#### Task input:
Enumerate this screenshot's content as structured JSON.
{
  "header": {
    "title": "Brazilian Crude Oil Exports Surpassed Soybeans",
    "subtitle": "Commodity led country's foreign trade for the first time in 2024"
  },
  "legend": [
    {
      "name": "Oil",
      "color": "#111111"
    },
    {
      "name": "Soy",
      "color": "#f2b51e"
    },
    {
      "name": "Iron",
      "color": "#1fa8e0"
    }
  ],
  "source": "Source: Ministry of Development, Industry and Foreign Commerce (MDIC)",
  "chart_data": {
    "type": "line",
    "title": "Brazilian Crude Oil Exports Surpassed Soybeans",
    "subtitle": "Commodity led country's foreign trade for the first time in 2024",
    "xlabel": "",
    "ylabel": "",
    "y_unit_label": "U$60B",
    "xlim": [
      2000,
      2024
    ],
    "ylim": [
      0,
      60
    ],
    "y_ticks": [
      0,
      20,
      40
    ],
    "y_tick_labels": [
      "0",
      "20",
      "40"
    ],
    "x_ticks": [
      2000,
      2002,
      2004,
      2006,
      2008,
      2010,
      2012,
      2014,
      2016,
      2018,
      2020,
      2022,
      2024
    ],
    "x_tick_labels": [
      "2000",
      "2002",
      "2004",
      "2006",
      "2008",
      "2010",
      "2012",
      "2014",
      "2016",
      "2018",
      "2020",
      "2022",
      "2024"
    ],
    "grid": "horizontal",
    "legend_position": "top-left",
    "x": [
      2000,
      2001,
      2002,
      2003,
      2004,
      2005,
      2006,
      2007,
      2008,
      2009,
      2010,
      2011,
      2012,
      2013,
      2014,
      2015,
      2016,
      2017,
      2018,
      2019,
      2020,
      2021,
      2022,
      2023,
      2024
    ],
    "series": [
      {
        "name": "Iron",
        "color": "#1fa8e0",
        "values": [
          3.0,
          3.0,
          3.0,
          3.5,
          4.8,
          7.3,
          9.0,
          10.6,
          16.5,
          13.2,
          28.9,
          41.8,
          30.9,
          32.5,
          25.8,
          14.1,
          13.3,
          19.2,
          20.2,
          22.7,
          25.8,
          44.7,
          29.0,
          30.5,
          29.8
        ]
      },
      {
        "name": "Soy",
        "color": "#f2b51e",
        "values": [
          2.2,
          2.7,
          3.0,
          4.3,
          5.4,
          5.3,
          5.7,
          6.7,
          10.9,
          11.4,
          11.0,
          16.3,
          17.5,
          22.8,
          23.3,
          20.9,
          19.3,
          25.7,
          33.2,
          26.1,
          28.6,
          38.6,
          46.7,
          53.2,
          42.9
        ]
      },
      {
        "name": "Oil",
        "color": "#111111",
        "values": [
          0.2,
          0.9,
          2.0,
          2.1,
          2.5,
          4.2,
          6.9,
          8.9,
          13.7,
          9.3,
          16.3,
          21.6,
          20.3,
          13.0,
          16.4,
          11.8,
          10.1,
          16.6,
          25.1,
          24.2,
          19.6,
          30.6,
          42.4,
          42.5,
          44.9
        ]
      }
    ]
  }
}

#### What you are asked to do:
Lines that include the word "country" are to be extracted from the data above.

#### Completed exercise:
    "subtitle": "Commodity led country's foreign trade for the first time in 2024"
    "subtitle": "Commodity led country's foreign trade for the first time in 2024",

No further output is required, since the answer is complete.